What follows is a set of records; restate each one word for word and drop the pictures.

## Data shown

══════════

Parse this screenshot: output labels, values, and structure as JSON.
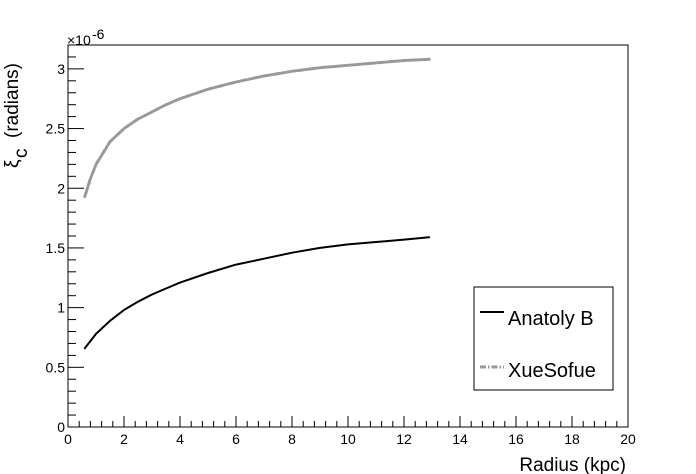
{
  "chart_data": {
    "type": "line",
    "title": "",
    "xlabel": "Radius (kpc)",
    "ylabel_main": "ξ",
    "ylabel_sub": "c",
    "ylabel_unit": "(radians)",
    "y_exponent_prefix": "×10",
    "y_exponent": "-6",
    "xlim": [
      0,
      20
    ],
    "ylim": [
      0,
      3.2
    ],
    "x_ticks": [
      0,
      2,
      4,
      6,
      8,
      10,
      12,
      14,
      16,
      18,
      20
    ],
    "y_ticks": [
      0,
      0.5,
      1,
      1.5,
      2,
      2.5,
      3
    ],
    "grid": false,
    "legend_position": "lower-right",
    "series": [
      {
        "name": "Anatoly B",
        "color": "#000000",
        "style": "solid",
        "x": [
          0.6,
          1.0,
          1.5,
          2.0,
          2.5,
          3.0,
          3.5,
          4.0,
          5.0,
          6.0,
          7.0,
          8.0,
          9.0,
          10.0,
          11.0,
          12.0,
          12.9
        ],
        "y": [
          0.66,
          0.78,
          0.89,
          0.98,
          1.05,
          1.11,
          1.16,
          1.21,
          1.29,
          1.36,
          1.41,
          1.46,
          1.5,
          1.53,
          1.55,
          1.57,
          1.59
        ]
      },
      {
        "name": "XueSofue",
        "color": "#999999",
        "style": "dash-dot",
        "x": [
          0.6,
          0.8,
          1.0,
          1.5,
          2.0,
          2.5,
          3.0,
          3.5,
          4.0,
          5.0,
          6.0,
          7.0,
          8.0,
          9.0,
          10.0,
          11.0,
          12.0,
          12.9
        ],
        "y": [
          1.93,
          2.08,
          2.2,
          2.39,
          2.5,
          2.58,
          2.64,
          2.7,
          2.75,
          2.83,
          2.89,
          2.94,
          2.98,
          3.01,
          3.03,
          3.05,
          3.07,
          3.08
        ]
      }
    ]
  }
}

══════════

## Solution
Parse this screenshot: output labels, values, and structure as JSON.
{
  "chart_data": {
    "type": "line",
    "title": "",
    "xlabel": "Radius (kpc)",
    "ylabel_main": "ξ",
    "ylabel_sub": "c",
    "ylabel_unit": "(radians)",
    "y_exponent_prefix": "×10",
    "y_exponent": "-6",
    "xlim": [
      0,
      20
    ],
    "ylim": [
      0,
      3.2
    ],
    "x_ticks": [
      0,
      2,
      4,
      6,
      8,
      10,
      12,
      14,
      16,
      18,
      20
    ],
    "y_ticks": [
      0,
      0.5,
      1,
      1.5,
      2,
      2.5,
      3
    ],
    "grid": false,
    "legend_position": "lower-right",
    "series": [
      {
        "name": "Anatoly B",
        "color": "#000000",
        "style": "solid",
        "x": [
          0.6,
          1.0,
          1.5,
          2.0,
          2.5,
          3.0,
          3.5,
          4.0,
          5.0,
          6.0,
          7.0,
          8.0,
          9.0,
          10.0,
          11.0,
          12.0,
          12.9
        ],
        "y": [
          0.66,
          0.78,
          0.89,
          0.98,
          1.05,
          1.11,
          1.16,
          1.21,
          1.29,
          1.36,
          1.41,
          1.46,
          1.5,
          1.53,
          1.55,
          1.57,
          1.59
        ]
      },
      {
        "name": "XueSofue",
        "color": "#999999",
        "style": "dash-dot",
        "x": [
          0.6,
          0.8,
          1.0,
          1.5,
          2.0,
          2.5,
          3.0,
          3.5,
          4.0,
          5.0,
          6.0,
          7.0,
          8.0,
          9.0,
          10.0,
          11.0,
          12.0,
          12.9
        ],
        "y": [
          1.93,
          2.08,
          2.2,
          2.39,
          2.5,
          2.58,
          2.64,
          2.7,
          2.75,
          2.83,
          2.89,
          2.94,
          2.98,
          3.01,
          3.03,
          3.05,
          3.07,
          3.08
        ]
      }
    ]
  }
}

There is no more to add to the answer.